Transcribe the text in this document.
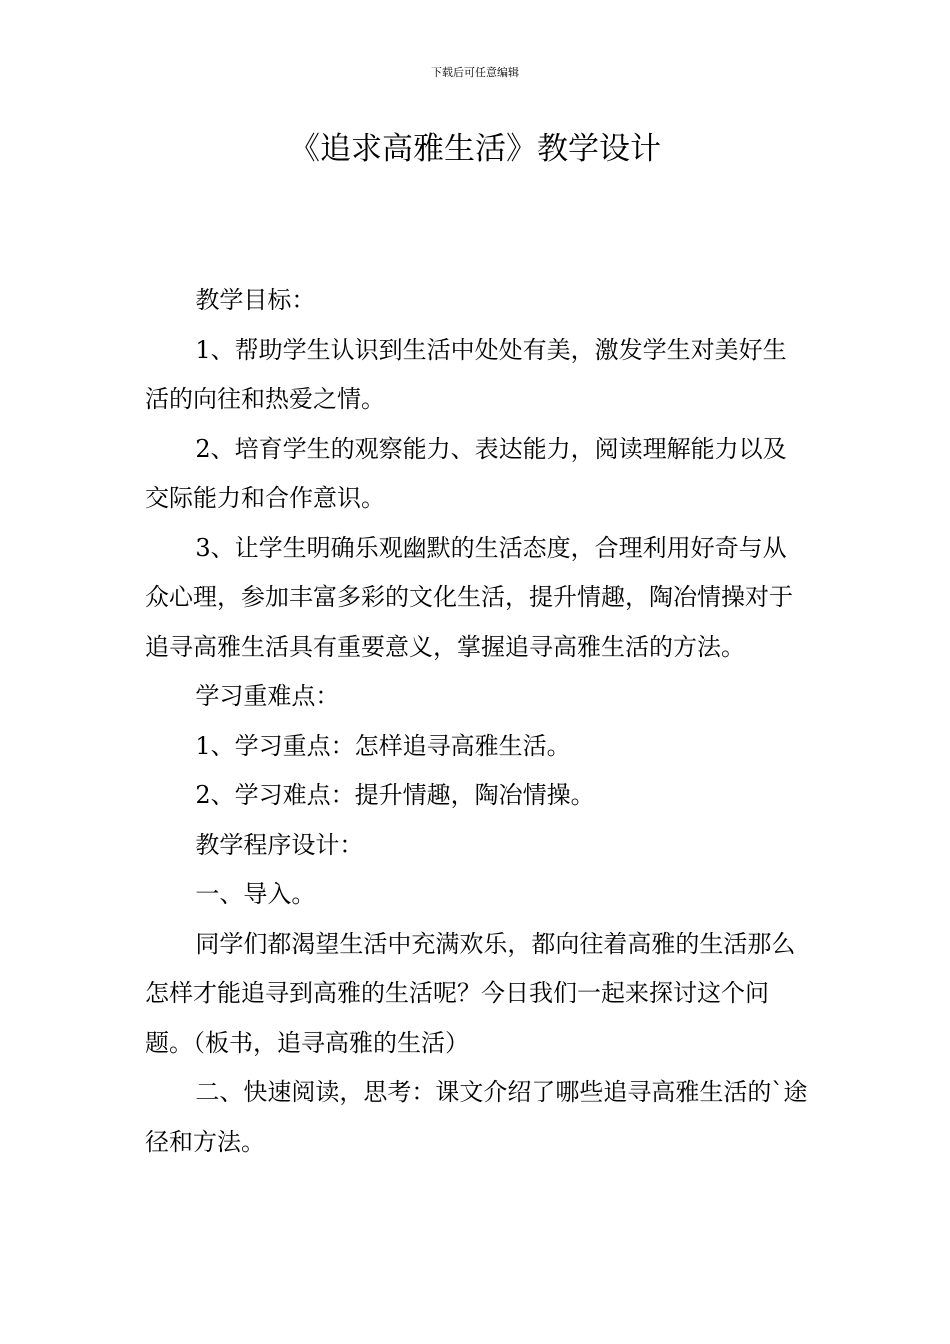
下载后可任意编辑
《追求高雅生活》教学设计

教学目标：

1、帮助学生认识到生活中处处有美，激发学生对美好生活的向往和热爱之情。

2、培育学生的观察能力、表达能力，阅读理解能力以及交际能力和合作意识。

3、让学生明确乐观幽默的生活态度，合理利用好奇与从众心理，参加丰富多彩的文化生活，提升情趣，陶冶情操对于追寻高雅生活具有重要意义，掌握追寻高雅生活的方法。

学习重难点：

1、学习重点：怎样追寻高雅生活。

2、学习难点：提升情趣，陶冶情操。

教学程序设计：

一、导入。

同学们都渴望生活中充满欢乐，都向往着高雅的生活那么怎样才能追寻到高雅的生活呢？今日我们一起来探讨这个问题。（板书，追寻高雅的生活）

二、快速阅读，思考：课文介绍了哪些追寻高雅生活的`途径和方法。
--
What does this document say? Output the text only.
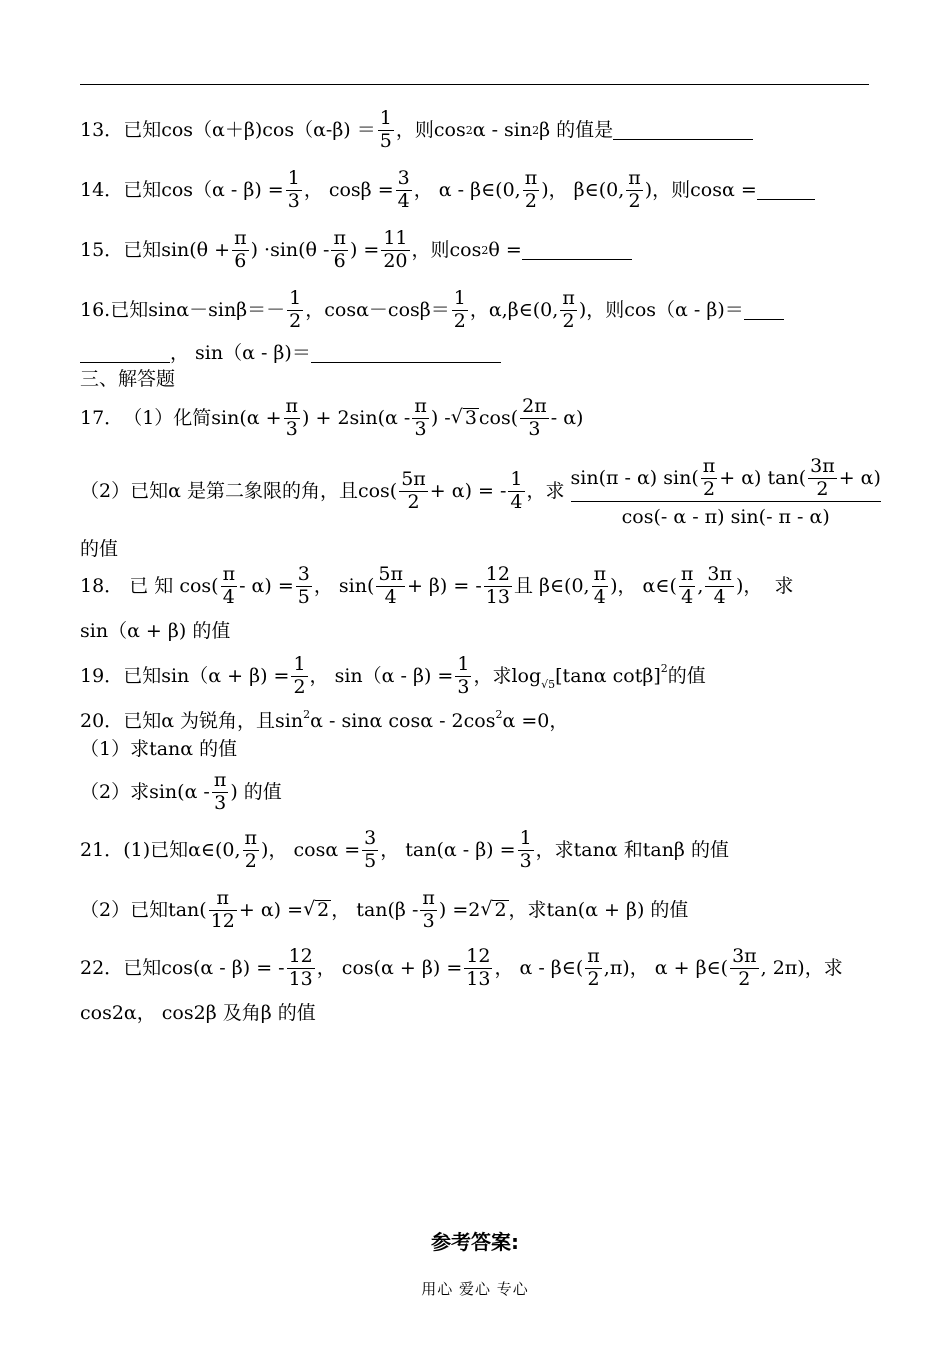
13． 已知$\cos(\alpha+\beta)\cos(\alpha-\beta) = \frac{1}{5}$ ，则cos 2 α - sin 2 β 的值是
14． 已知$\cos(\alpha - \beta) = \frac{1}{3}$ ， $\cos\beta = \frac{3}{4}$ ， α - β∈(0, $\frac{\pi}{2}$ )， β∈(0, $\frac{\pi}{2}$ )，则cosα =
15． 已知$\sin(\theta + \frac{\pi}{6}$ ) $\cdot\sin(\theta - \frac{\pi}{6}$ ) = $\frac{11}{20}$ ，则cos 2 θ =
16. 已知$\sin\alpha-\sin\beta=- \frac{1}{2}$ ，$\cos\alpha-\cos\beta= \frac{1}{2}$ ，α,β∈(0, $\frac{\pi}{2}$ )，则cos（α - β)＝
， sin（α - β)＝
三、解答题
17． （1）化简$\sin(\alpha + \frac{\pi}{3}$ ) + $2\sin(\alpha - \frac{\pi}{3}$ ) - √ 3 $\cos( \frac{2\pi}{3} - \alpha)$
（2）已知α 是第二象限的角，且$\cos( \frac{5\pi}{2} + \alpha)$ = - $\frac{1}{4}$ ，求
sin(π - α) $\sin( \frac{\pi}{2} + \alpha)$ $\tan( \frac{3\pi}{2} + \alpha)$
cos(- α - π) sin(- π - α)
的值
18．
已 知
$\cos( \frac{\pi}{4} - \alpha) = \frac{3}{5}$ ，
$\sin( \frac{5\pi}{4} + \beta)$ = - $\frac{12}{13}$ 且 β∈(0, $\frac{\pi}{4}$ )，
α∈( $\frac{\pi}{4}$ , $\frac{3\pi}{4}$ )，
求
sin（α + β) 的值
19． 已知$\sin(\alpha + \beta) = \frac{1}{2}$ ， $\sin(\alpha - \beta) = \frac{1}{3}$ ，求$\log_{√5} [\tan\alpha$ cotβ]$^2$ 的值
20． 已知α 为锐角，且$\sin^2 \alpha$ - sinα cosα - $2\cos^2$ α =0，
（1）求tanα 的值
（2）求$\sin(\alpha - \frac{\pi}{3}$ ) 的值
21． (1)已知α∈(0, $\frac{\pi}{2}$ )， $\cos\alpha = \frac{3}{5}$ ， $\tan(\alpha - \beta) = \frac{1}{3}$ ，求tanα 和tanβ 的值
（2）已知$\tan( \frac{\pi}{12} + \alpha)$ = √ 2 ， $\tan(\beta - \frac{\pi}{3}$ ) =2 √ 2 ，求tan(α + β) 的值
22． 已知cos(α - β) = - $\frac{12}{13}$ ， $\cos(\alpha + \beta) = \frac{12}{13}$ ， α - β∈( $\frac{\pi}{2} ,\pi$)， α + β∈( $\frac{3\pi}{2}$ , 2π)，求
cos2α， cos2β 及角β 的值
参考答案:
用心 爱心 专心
--
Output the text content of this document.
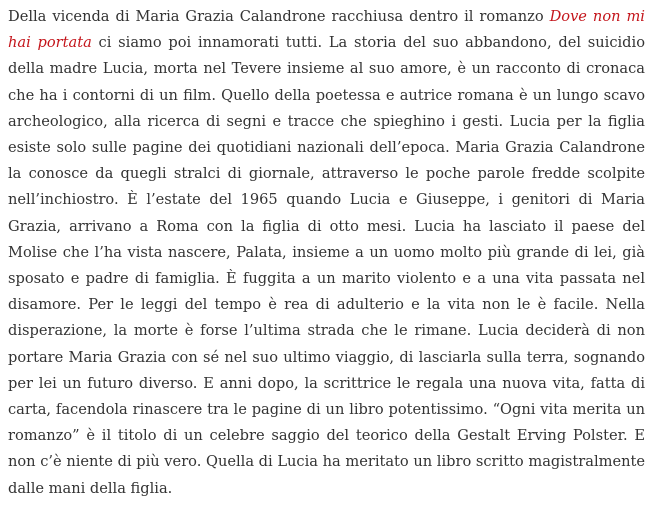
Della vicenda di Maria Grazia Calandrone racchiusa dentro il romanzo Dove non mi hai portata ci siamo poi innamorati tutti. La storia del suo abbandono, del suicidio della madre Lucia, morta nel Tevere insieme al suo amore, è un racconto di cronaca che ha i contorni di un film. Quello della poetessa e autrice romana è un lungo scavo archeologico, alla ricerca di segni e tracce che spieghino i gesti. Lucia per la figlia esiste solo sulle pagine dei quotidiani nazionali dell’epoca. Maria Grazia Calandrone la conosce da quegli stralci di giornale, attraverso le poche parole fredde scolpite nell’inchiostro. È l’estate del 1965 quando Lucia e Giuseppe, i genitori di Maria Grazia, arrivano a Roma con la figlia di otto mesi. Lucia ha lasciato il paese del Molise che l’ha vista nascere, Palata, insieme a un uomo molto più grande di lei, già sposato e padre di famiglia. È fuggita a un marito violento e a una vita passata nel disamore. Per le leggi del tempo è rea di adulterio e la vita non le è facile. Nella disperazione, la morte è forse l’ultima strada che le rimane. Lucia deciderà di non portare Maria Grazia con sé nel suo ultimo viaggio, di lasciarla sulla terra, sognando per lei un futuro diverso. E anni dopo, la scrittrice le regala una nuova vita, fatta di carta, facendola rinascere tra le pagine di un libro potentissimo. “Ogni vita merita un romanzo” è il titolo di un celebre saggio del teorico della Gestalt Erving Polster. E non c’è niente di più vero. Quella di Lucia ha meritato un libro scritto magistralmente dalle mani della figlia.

## [AIM]
Search the lines above for the string "this" and copy each line that has it.

## [TASK OUTPUT]
Transcribe the text in this document.
What does this document say? Output the text only.
Output the text content of this document.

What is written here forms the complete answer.